━━━ DOCUMENT PASSAGE
Abstract

AbstractChronic myelomonocytic leukemia (CMML) is a hematologic malignancy characterized by wide heterogeneity of clinical presentation and course. CMML shares myelodysplastic characteristics with features of myeloproliferative disorders. No treatment has proven effective in modifying the natural course of the disease. To improve the prognostic assessment of clinical outcome, the associations of patient and disease characteristics with survival times of 213 patients with CMML was investigated retrospectively. Median survival was 12 months. Univariate analysis identified low hemoglobin level; low platelet count; high white blood cell, monocyte, and lymphocyte counts; presence of circulating immature myeloid cells, high percentage of marrow blasts, low percentage of marrow erythroid cells, abnormal cytogenetics, and high levels of serum lactate dehydrogenase and β2-microglobulin as characteristics associated with shorter survival. Hemoglobin level below 120 g/L (12 g/dL), presence of circulating immature myeloid cells, absolute lymphocyte count above 2.5 × 109/L, and marrow blasts 10% or more were independently associated with shorter survival by multivariate analysis and were used to generate a prognostic score. The model identified 4 subgroups of patients with median survival of 24, 15, 8, and 5 months for low, intermediate-1, intermediate-2, and high risk, respectively. Researchers could not confer objective evidence suggesting that arbitrary divisions of CMML by white blood cell counts into “dysplastic” and “proliferative” categories reflect clinical entities differing in the risk of acute leukemia development, although a trend of shorter survival in patients with leukocytosis was observed. The prognostic model was compared with 6 previously published scoring systems for myelodysplastic syndrome/CMML. The reported results should provide an improved assessment of prognosis in CMML.
━━━━━━
* [TASK INSTRUCTIONS]
Translate this sentence from the abstract on chronic myelomonocytic leukemia into Spanish: "No treatment has proven effective in modifying the natural course of the disease."
━━━ ENTRIES SUPPLIED
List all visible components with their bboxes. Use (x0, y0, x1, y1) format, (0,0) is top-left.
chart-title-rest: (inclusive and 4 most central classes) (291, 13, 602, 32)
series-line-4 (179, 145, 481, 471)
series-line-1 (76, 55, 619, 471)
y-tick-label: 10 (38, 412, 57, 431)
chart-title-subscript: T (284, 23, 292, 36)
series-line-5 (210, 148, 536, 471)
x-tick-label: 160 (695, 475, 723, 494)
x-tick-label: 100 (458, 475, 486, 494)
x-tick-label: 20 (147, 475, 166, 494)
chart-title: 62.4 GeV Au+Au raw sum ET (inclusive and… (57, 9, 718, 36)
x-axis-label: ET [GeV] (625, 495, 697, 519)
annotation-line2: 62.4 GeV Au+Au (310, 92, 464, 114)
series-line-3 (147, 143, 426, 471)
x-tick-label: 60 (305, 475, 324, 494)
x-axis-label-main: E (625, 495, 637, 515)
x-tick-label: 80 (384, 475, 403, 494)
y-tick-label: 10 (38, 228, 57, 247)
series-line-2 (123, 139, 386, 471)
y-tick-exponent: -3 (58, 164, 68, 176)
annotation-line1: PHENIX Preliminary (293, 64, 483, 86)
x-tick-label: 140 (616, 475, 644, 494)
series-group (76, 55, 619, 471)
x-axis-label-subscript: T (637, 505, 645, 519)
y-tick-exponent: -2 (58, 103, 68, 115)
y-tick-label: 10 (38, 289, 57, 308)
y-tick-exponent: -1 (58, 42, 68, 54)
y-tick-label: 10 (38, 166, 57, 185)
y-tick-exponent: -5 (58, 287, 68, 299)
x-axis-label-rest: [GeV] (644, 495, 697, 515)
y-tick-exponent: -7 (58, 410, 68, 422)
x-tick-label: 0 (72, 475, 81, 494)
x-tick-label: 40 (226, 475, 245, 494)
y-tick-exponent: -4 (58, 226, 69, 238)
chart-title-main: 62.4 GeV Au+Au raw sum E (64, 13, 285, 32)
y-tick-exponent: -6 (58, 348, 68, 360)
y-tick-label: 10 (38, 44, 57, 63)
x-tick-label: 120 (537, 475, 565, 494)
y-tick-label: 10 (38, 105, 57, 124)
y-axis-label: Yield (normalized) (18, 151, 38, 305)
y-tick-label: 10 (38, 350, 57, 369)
━━━━━━
* [EXERCISE RESPONSE]
Ningún tratamiento ha demostrado ser eficaz para modificar la evolución natural de la enfermedad.